### DATA FOR THE TASK ###
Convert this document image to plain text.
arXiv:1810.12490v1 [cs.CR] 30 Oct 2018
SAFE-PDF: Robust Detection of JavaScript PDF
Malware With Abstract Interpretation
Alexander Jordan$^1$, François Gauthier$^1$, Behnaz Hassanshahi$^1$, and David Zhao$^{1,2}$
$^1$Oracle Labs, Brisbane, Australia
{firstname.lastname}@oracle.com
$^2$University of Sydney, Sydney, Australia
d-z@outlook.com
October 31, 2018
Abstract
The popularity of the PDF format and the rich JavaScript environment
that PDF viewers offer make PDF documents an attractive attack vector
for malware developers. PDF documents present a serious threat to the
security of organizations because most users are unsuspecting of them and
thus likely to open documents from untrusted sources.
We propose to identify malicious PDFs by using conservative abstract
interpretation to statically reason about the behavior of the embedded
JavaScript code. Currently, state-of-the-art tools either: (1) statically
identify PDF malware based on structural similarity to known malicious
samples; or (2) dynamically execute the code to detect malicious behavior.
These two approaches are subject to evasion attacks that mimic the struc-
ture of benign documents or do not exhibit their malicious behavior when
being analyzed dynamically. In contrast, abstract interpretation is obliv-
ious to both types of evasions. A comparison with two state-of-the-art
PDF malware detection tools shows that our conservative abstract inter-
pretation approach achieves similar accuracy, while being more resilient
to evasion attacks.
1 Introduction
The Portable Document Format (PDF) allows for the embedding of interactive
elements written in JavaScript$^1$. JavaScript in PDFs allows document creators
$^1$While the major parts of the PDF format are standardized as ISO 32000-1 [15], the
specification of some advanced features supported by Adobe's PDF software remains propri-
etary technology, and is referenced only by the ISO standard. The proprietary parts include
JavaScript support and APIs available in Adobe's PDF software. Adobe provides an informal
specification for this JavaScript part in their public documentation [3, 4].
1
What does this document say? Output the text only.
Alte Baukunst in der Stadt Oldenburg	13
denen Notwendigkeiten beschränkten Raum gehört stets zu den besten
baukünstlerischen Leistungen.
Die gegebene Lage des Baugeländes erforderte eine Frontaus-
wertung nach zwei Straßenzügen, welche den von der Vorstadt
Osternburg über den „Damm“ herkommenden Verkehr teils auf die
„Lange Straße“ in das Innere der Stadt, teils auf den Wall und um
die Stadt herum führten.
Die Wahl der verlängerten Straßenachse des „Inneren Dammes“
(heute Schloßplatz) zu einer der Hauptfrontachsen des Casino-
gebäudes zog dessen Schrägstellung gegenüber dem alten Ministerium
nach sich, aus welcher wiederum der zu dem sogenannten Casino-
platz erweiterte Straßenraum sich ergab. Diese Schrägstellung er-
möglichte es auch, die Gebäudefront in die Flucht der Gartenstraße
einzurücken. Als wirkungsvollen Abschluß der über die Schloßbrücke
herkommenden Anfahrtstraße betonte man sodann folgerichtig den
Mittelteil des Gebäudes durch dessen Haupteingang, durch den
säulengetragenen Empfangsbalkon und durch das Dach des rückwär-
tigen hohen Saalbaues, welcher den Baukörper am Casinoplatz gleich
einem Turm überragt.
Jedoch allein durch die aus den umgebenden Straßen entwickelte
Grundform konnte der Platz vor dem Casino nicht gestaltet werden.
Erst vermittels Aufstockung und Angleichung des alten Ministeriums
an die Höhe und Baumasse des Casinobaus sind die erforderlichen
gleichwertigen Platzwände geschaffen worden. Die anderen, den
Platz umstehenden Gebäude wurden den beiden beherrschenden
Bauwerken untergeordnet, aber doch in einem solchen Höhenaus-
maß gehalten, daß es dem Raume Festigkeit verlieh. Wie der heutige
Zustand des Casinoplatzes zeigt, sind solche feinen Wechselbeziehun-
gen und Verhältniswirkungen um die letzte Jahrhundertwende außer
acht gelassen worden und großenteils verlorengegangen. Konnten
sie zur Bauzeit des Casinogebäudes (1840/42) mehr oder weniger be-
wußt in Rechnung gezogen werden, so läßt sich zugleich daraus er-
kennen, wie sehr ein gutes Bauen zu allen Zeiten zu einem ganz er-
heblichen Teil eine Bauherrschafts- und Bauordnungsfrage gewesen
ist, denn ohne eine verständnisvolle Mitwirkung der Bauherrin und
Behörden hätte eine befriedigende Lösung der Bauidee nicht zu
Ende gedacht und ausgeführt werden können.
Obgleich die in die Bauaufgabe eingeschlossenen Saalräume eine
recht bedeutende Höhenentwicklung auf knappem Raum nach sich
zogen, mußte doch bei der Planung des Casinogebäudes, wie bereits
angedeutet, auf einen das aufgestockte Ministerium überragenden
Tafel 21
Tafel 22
###
▶ [WHAT THE TASK ASKS]:
Generate an exact reproduction of all entries.

▶ [SOLUTION]:
Convert this document image to plain text.
arXiv:1810.12490v1 [cs.CR] 30 Oct 2018
SAFE-PDF: Robust Detection of JavaScript PDF
Malware With Abstract Interpretation
Alexander Jordan$^1$, François Gauthier$^1$, Behnaz Hassanshahi$^1$, and David Zhao$^{1,2}$
$^1$Oracle Labs, Brisbane, Australia
{firstname.lastname}@oracle.com
$^2$University of Sydney, Sydney, Australia
d-z@outlook.com
October 31, 2018
Abstract
The popularity of the PDF format and the rich JavaScript environment
that PDF viewers offer make PDF documents an attractive attack vector
for malware developers. PDF documents present a serious threat to the
security of organizations because most users are unsuspecting of them and
thus likely to open documents from untrusted sources.
We propose to identify malicious PDFs by using conservative abstract
interpretation to statically reason about the behavior of the embedded
JavaScript code. Currently, state-of-the-art tools either: (1) statically
identify PDF malware based on structural similarity to known malicious
samples; or (2) dynamically execute the code to detect malicious behavior.
These two approaches are subject to evasion attacks that mimic the struc-
ture of benign documents or do not exhibit their malicious behavior when
being analyzed dynamically. In contrast, abstract interpretation is obliv-
ious to both types of evasions. A comparison with two state-of-the-art
PDF malware detection tools shows that our conservative abstract inter-
pretation approach achieves similar accuracy, while being more resilient
to evasion attacks.
1 Introduction
The Portable Document Format (PDF) allows for the embedding of interactive
elements written in JavaScript$^1$. JavaScript in PDFs allows document creators
$^1$While the major parts of the PDF format are standardized as ISO 32000-1 [15], the
specification of some advanced features supported by Adobe's PDF software remains propri-
etary technology, and is referenced only by the ISO standard. The proprietary parts include
JavaScript support and APIs available in Adobe's PDF software. Adobe provides an informal
specification for this JavaScript part in their public documentation [3, 4].
1
What does this document say? Output the text only.
Alte Baukunst in der Stadt Oldenburg	13
denen Notwendigkeiten beschränkten Raum gehört stets zu den besten
baukünstlerischen Leistungen.
Die gegebene Lage des Baugeländes erforderte eine Frontaus-
wertung nach zwei Straßenzügen, welche den von der Vorstadt
Osternburg über den „Damm“ herkommenden Verkehr teils auf die
„Lange Straße“ in das Innere der Stadt, teils auf den Wall und um
die Stadt herum führten.
Die Wahl der verlängerten Straßenachse des „Inneren Dammes“
(heute Schloßplatz) zu einer der Hauptfrontachsen des Casino-
gebäudes zog dessen Schrägstellung gegenüber dem alten Ministerium
nach sich, aus welcher wiederum der zu dem sogenannten Casino-
platz erweiterte Straßenraum sich ergab. Diese Schrägstellung er-
möglichte es auch, die Gebäudefront in die Flucht der Gartenstraße
einzurücken. Als wirkungsvollen Abschluß der über die Schloßbrücke
herkommenden Anfahrtstraße betonte man sodann folgerichtig den
Mittelteil des Gebäudes durch dessen Haupteingang, durch den
säulengetragenen Empfangsbalkon und durch das Dach des rückwär-
tigen hohen Saalbaues, welcher den Baukörper am Casinoplatz gleich
einem Turm überragt.
Jedoch allein durch die aus den umgebenden Straßen entwickelte
Grundform konnte der Platz vor dem Casino nicht gestaltet werden.
Erst vermittels Aufstockung und Angleichung des alten Ministeriums
an die Höhe und Baumasse des Casinobaus sind die erforderlichen
gleichwertigen Platzwände geschaffen worden. Die anderen, den
Platz umstehenden Gebäude wurden den beiden beherrschenden
Bauwerken untergeordnet, aber doch in einem solchen Höhenaus-
maß gehalten, daß es dem Raume Festigkeit verlieh. Wie der heutige
Zustand des Casinoplatzes zeigt, sind solche feinen Wechselbeziehun-
gen und Verhältniswirkungen um die letzte Jahrhundertwende außer
acht gelassen worden und großenteils verlorengegangen. Konnten
sie zur Bauzeit des Casinogebäudes (1840/42) mehr oder weniger be-
wußt in Rechnung gezogen werden, so läßt sich zugleich daraus er-
kennen, wie sehr ein gutes Bauen zu allen Zeiten zu einem ganz er-
heblichen Teil eine Bauherrschafts- und Bauordnungsfrage gewesen
ist, denn ohne eine verständnisvolle Mitwirkung der Bauherrin und
Behörden hätte eine befriedigende Lösung der Bauidee nicht zu
Ende gedacht und ausgeführt werden können.
Obgleich die in die Bauaufgabe eingeschlossenen Saalräume eine
recht bedeutende Höhenentwicklung auf knappem Raum nach sich
zogen, mußte doch bei der Planung des Casinogebäudes, wie bereits
angedeutet, auf einen das aufgestockte Ministerium überragenden
Tafel 21
Tafel 22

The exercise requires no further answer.